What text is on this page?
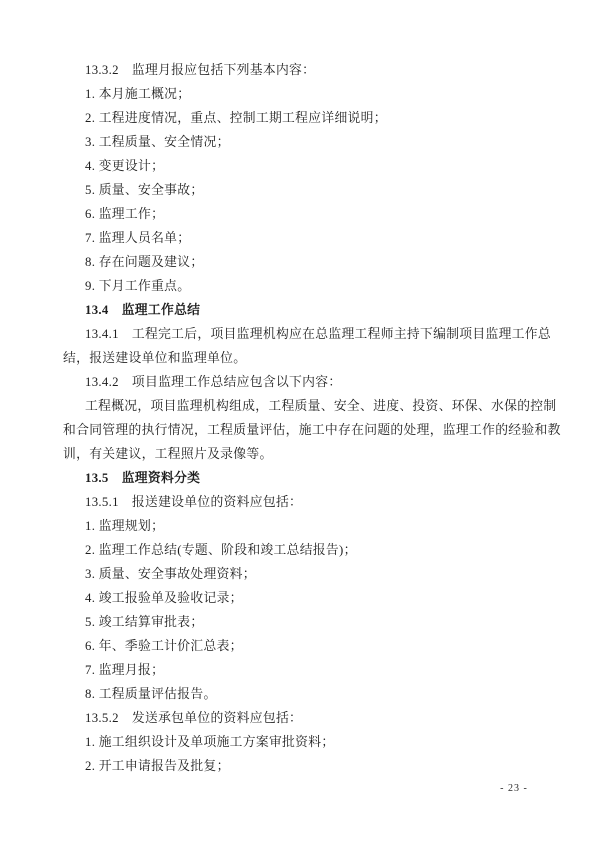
13.3.2　监理月报应包括下列基本内容：
1. 本月施工概况；
2. 工程进度情况，重点、控制工期工程应详细说明；
3. 工程质量、安全情况；
4. 变更设计；
5. 质量、安全事故；
6. 监理工作；
7. 监理人员名单；
8. 存在问题及建议；
9. 下月工作重点。
13.4　监理工作总结
13.4.1　工程完工后，项目监理机构应在总监理工程师主持下编制项目监理工作总
结，报送建设单位和监理单位。
13.4.2　项目监理工作总结应包含以下内容：
工程概况，项目监理机构组成，工程质量、安全、进度、投资、环保、水保的控制
和合同管理的执行情况，工程质量评估，施工中存在问题的处理，监理工作的经验和教
训，有关建议，工程照片及录像等。
13.5　监理资料分类
13.5.1　报送建设单位的资料应包括：
1. 监理规划；
2. 监理工作总结(专题、阶段和竣工总结报告)；
3. 质量、安全事故处理资料；
4. 竣工报验单及验收记录；
5. 竣工结算审批表；
6. 年、季验工计价汇总表；
7. 监理月报；
8. 工程质量评估报告。
13.5.2　发送承包单位的资料应包括：
1. 施工组织设计及单项施工方案审批资料；
2. 开工申请报告及批复；
- 23 -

• [TASK TO COMPLETE]:
Omit the pictures, and quote the material above exactly as given.

• [THE RESPONSE]:
What text is on this page?
13.3.2　监理月报应包括下列基本内容：
1. 本月施工概况；
2. 工程进度情况，重点、控制工期工程应详细说明；
3. 工程质量、安全情况；
4. 变更设计；
5. 质量、安全事故；
6. 监理工作；
7. 监理人员名单；
8. 存在问题及建议；
9. 下月工作重点。
13.4　监理工作总结
13.4.1　工程完工后，项目监理机构应在总监理工程师主持下编制项目监理工作总
结，报送建设单位和监理单位。
13.4.2　项目监理工作总结应包含以下内容：
工程概况，项目监理机构组成，工程质量、安全、进度、投资、环保、水保的控制
和合同管理的执行情况，工程质量评估，施工中存在问题的处理，监理工作的经验和教
训，有关建议，工程照片及录像等。
13.5　监理资料分类
13.5.1　报送建设单位的资料应包括：
1. 监理规划；
2. 监理工作总结(专题、阶段和竣工总结报告)；
3. 质量、安全事故处理资料；
4. 竣工报验单及验收记录；
5. 竣工结算审批表；
6. 年、季验工计价汇总表；
7. 监理月报；
8. 工程质量评估报告。
13.5.2　发送承包单位的资料应包括：
1. 施工组织设计及单项施工方案审批资料；
2. 开工申请报告及批复；
- 23 -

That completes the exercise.